Texte fourni -
##############################

19 décembre 2006

Manifeste Légitimiste, Introduction à la politique

La civilisation n’est plus à inventer… Il ne s’agit que de l’instaurer et la restaurer sur ses fondements naturels et divins contre les attaques toujours renaissantes de l’utopie malsaine, de la révolte et de l’impiété : Omnia instaurare in Christo”. Saint Pie X

Avant d’être royaliste, je suis catholique et français. Je dirais même que je ne suis royaliste que parce que je suis catholique et français...” Comte Maurice d’Andigné.

Avant-propos

Depuis la chute de la monarchie en 1830, à l’exemple des illustres Louis de Bonald et Joseph de Maistre, les légitimistes maintiennent et manifestent le principe royal par des journaux, revues et ouvrages, dont le succès et la diffusion ont considérablement varié d’une époque à l’autre.
Dans le cadre de ce combat doctrinal une étape revient régulièrement : il s’agit de la publication d’un “manifeste légitimiste”, dont la vocation est principalement d’exposer les raisons du combat légitimiste, mais aussi de dénoncer les erreurs nombreuses qui gangrènent la politique depuis la Révolution.
Le dernier manifeste publié par l’Union des Cercles Légitimistes de France remonte à plusieurs années et se trouve épuisé aujourd’hui ; aussi le renouvellement d’une publication devenue traditionnelle s’impose. L’intérêt de la monarchie augmente d’autant plus que la France s’éloigne du bien commun, et il est nécessaire pour connaître et faire connaître la légitimité de disposer d’un document comme le manifeste.
Une seconde raison motive cette publication. Depuis plus de dix ans l’U.C.L.F. organise chaque année un camp d’étude permettant aux personnes de bonne volonté d’approfondir la doctrine légitimiste.
D’année en année, au fil des lectures, conférences et discussions, plusieurs participants ont réalisé des études sur les institutions, à l’école de Bossuet, Bonald, Maistre et bien d’autres.
La plus grande partie de ce manifeste se trouve constituée de celles de ces études portant sur la doctrine légitimiste proprement dite. La critique des erreurs issues de la Révolution n’est pas approfondie ici faute de place. Elle le sera dans un deuxième tome.
Le nombre et la variété des auteurs expliquent les différences de style d’une étude à l’autre. Certains aiment condenser leur exposé et expliquent le problème à mots comptés. D’autre préfèrent développer les faits et les idées et rédigent des textes plus étendus. Au delà de ces variations dans la forme, les uns et les autres se complètent et s’articulent bien car leur objectif est le même : restaurer le règne politique de Notre Seigneur Jésus Christ.

Hugues Saclier de la Bâtie
Président de l’U.C.L.F.

INTRODUCTION A LA POLITIQUE

Introduction

Il nous a paru utile d’intégrer à ce manifeste une brève présentation de la politique par rapport aux autres activités humaines : ces quelques principes permettent d’éviter certaines erreurs de raisonnement aux conséquences néfastes.

I- Les actions humaines

Il existe trois ordres d’actions humaines par ordre croissant dans la noblesse :

- La fabrication
Le sujet transforme une matière extérieure, il produit des objets utiles à l’homme, comme par exemple le travail de l’industrie, de l’artisanat, de l’artiste. La fabrication n’est pas le propre de l’homme, il partage cette opération avec les animaux ; c’est donc la moins noble des actions humaines.

##############################

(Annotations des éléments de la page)
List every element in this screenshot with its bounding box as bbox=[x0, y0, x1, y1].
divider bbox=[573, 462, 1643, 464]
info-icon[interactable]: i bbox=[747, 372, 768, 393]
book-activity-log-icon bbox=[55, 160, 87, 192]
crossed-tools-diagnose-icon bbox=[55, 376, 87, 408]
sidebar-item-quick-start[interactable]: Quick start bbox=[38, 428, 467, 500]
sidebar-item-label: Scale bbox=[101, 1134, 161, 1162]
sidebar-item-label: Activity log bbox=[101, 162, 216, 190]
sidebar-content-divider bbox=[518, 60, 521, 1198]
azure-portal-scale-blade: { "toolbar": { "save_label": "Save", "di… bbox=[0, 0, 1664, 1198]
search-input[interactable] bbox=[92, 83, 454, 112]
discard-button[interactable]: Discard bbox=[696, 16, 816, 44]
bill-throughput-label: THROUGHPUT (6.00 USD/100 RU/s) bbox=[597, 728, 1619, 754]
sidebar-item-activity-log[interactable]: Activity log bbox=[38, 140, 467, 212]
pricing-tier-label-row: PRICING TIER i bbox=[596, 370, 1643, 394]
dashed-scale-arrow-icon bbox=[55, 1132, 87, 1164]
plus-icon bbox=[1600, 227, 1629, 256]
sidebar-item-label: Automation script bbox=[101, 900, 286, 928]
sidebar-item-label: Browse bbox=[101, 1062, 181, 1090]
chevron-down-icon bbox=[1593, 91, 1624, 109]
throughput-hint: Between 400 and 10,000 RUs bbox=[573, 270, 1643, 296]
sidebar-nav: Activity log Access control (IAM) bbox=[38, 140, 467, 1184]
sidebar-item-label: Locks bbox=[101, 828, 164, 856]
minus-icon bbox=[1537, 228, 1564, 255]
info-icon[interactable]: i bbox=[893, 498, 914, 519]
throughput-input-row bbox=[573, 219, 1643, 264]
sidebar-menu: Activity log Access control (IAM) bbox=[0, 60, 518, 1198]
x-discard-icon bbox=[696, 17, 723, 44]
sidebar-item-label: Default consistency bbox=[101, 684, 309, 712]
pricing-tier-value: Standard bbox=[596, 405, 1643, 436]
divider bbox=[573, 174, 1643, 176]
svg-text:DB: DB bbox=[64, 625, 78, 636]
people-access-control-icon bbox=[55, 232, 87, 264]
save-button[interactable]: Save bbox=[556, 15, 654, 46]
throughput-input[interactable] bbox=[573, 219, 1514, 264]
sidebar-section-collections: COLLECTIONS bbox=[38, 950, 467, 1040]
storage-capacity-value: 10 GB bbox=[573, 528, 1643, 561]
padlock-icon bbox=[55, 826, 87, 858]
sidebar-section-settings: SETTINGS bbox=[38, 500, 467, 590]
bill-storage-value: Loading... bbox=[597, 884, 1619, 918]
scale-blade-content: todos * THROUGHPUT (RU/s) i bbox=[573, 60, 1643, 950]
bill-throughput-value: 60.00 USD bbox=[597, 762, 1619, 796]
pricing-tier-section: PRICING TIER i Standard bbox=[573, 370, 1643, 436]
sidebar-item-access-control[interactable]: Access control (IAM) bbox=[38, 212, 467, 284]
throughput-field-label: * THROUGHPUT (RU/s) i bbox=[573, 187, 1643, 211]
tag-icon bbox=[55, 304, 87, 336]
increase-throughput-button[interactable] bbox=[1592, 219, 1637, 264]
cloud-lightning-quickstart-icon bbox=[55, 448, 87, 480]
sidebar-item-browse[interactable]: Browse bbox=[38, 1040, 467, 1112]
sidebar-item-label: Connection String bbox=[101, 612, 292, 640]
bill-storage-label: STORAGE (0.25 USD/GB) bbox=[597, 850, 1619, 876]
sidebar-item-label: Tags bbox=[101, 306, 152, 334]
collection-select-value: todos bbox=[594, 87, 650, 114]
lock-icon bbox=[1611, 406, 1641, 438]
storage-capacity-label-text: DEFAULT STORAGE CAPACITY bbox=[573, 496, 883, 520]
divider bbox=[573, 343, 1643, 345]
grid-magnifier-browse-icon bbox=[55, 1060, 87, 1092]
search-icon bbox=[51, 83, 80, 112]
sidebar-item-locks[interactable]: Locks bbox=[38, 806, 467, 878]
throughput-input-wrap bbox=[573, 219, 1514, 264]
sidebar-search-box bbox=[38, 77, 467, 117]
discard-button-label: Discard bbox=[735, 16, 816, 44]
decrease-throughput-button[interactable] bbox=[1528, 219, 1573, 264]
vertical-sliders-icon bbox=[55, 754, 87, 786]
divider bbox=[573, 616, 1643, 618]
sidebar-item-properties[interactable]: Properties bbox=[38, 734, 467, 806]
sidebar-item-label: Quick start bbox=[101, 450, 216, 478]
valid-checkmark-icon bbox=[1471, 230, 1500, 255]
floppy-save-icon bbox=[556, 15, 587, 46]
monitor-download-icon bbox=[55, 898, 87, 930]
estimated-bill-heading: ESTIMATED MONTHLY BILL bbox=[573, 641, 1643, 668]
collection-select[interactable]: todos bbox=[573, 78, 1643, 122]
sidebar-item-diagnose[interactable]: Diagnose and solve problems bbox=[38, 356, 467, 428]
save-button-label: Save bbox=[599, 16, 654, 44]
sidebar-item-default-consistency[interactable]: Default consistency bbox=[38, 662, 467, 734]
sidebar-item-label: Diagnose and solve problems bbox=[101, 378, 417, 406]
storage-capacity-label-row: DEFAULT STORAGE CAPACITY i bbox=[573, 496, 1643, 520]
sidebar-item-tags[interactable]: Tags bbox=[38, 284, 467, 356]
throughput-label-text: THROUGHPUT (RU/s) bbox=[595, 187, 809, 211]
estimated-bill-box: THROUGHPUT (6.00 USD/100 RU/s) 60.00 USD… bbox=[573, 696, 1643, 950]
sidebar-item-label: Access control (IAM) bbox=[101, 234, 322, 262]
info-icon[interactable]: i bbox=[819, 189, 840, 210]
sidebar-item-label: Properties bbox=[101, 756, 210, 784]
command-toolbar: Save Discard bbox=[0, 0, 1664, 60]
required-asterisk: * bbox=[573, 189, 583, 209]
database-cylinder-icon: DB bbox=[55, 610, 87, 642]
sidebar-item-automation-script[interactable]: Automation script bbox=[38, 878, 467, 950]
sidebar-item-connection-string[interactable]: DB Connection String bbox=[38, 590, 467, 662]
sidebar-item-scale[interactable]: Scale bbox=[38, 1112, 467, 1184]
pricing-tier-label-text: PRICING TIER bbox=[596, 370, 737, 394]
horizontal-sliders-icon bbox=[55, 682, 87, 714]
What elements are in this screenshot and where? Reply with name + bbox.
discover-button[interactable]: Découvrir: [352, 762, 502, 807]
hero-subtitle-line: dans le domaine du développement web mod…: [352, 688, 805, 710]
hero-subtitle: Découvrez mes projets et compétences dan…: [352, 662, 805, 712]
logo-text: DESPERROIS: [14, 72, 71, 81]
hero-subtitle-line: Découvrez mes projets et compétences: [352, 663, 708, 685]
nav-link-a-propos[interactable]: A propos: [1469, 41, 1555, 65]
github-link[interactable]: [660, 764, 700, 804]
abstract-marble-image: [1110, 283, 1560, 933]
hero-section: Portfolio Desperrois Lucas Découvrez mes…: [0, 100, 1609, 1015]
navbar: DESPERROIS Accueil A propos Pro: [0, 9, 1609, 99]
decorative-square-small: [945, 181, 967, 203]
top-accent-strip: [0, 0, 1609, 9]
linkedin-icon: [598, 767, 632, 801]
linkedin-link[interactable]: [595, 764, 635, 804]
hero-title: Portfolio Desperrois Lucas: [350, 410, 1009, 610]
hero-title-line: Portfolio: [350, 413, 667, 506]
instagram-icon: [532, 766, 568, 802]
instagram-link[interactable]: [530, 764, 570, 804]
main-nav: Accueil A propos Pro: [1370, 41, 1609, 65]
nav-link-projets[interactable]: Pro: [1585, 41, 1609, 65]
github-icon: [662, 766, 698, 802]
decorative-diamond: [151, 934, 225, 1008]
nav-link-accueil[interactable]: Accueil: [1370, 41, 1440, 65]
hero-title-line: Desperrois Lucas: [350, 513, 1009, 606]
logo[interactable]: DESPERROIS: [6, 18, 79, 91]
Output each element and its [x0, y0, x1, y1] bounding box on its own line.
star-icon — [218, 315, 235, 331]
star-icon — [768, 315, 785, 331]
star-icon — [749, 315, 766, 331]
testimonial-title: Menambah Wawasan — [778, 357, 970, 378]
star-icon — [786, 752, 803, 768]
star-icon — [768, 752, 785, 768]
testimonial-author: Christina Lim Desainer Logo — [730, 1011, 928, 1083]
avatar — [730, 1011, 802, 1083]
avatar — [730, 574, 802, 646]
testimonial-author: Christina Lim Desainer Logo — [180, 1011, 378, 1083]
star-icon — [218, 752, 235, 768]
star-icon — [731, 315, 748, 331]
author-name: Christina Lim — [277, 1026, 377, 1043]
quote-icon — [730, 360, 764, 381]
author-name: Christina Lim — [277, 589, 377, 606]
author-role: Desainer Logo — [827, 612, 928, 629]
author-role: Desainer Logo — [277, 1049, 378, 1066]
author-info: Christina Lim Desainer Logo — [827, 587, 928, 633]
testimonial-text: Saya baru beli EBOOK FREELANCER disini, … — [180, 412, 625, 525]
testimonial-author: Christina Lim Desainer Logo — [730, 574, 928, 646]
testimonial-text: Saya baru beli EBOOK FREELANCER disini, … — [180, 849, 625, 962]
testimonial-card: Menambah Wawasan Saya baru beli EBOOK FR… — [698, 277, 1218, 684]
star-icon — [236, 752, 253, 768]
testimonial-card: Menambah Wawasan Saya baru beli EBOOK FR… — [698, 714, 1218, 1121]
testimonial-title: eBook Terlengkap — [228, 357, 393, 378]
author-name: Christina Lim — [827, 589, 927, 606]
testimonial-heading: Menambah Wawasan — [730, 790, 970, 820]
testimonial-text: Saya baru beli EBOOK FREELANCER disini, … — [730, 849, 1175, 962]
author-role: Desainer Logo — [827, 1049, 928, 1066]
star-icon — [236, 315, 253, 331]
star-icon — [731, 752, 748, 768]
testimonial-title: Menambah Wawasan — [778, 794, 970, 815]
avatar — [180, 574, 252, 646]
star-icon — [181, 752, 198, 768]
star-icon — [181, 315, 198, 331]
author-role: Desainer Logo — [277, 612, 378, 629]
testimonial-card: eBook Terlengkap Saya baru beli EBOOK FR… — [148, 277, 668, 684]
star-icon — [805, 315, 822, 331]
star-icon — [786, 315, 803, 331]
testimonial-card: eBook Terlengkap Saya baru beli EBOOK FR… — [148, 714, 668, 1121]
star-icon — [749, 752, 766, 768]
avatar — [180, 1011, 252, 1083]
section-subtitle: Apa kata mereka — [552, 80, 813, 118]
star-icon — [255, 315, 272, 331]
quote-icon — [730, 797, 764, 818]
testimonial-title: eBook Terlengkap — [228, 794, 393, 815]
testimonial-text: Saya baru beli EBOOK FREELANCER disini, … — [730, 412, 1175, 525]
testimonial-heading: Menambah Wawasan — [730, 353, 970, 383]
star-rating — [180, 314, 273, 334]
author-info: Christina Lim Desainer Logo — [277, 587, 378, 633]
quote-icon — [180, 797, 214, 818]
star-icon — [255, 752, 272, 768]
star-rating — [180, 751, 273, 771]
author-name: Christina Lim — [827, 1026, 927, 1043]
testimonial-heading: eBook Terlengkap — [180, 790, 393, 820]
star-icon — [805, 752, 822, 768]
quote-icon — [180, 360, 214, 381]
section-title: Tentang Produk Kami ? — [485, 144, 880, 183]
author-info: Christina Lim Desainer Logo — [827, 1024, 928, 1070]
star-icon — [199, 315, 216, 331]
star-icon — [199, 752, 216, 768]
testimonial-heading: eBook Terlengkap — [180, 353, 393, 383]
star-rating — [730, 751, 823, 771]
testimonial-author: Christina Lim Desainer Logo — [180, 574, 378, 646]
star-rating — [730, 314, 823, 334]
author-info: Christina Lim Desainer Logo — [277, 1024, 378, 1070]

##############################

Votre tâche -
Répondez à ces questions sur le manifeste légitimiste :
1. En quelle année la monarchie est-elle tombée ?
2. Qu'organise l'U.C.L.F. chaque année depuis plus de dix ans ?
3. Quelle action humaine est présentée comme la moins noble, et pour quelle raison ?

Réponse -
1. En 1830.
2. Un camp d'étude qui permet aux personnes de bonne volonté d'approfondir la doctrine légitimiste.
3. La fabrication, parce que l'homme partage cette opération avec les animaux.